C380S037000, C380S268000, C380S259000, C380S255000, C380S245000, C380S044000, C713S150000

Reexamination Certificate

active

06269164

ABSTRACT:

BACKGROUND OF THE INVENTION
This present invention relates generally to the field of cryptography and more specifically to a method of and system for producing a fast, secure stream or block cipher.
Current uses of cryptography for securing computer files, network communications, E-mail, electronic commerce and voice communications impose certain difficulties that the current art does not adequately address. Electronic media requires the standardization of the encryption methods used and also requires broad dissemination of these methods. Therefore, basing security on the secrecy of the method used is ineffective.
In the current art, the security of the encrypted message lies solely in the obscurity of the keys chosen, and is relatively unaffected by a potential adversaries knowledge of the method used. This obscurity is a difficult thing to do since the coded message or ciphertext as it is known in the art is a function, albeit complex, of the key. EK(M)=C, where E is the Encryption method, K is the key, M is the clear message and C is the ciphertext.
It is implicit in this that K, the key, can be solved for if E, M and C are known. This is bad since it should always be assumed that a message, M, can be compromised for any given C by means, other than mathematical, such as fraud, carelessness or espionage. Thus, it must be assumed that a potential intruder will have E, C and at least one M. If the Key can be solved for, all other messages encrypted with that key are compromised.

_DATA SHOWN_
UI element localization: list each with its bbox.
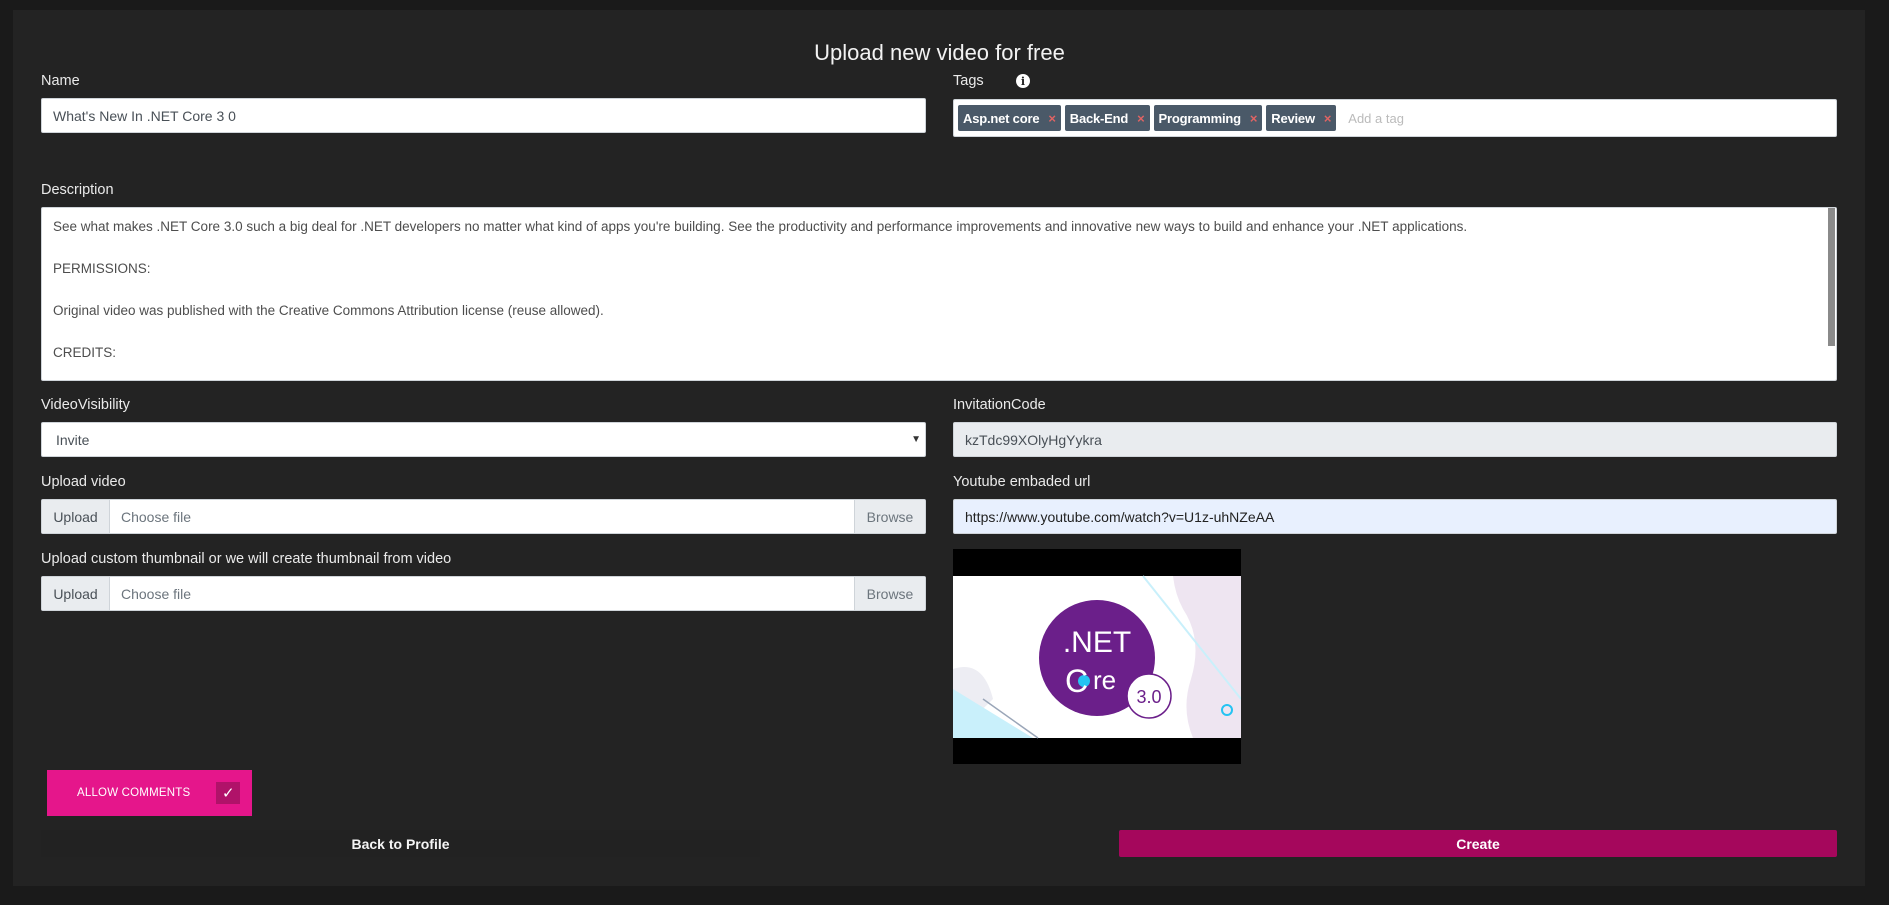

_GIVEN REQUEST 1_
Set down the cryptography background word for word, from "In the current" to "key are compromised.".
_GIVEN REQUEST 2_
For each statement, answer yes or no according to the cryptography background, and quote the words that settle it: (a) Relying on the secrecy of the method used gives effective security. (b) The key can be solved for if E, M and C are known. (c) The invention concerns only block ciphers.

_EXPECTED OUTPUT 1_
In the current art, the security of the encrypted message lies solely in the obscurity of the keys chosen, and is relatively unaffected by a potential adversaries knowledge of the method used. This obscurity is a difficult thing to do since the coded message or ciphertext as it is known in the art is a function, albeit complex, of the key. EK(M)=C, where E is the Encryption method, K is the key, M is the clear message and C is the ciphertext.
It is implicit in this that K, the key, can be solved for if E, M and C are known. This is bad since it should always be assumed that a message, M, can be compromised for any given C by means, other than mathematical, such as fraud, carelessness or espionage. Thus, it must be assumed that a potential intruder will have E, C and at least one M. If the Key can be solved for, all other messages encrypted with that key are compromised.

_EXPECTED OUTPUT 2_
(a) No: "Therefore, basing security on the secrecy of the method used is ineffective."
(b) Yes: "It is implicit in this that K, the key, can be solved for if E, M and C are known."
(c) No: "a method of and system for producing a fast, secure stream or block cipher."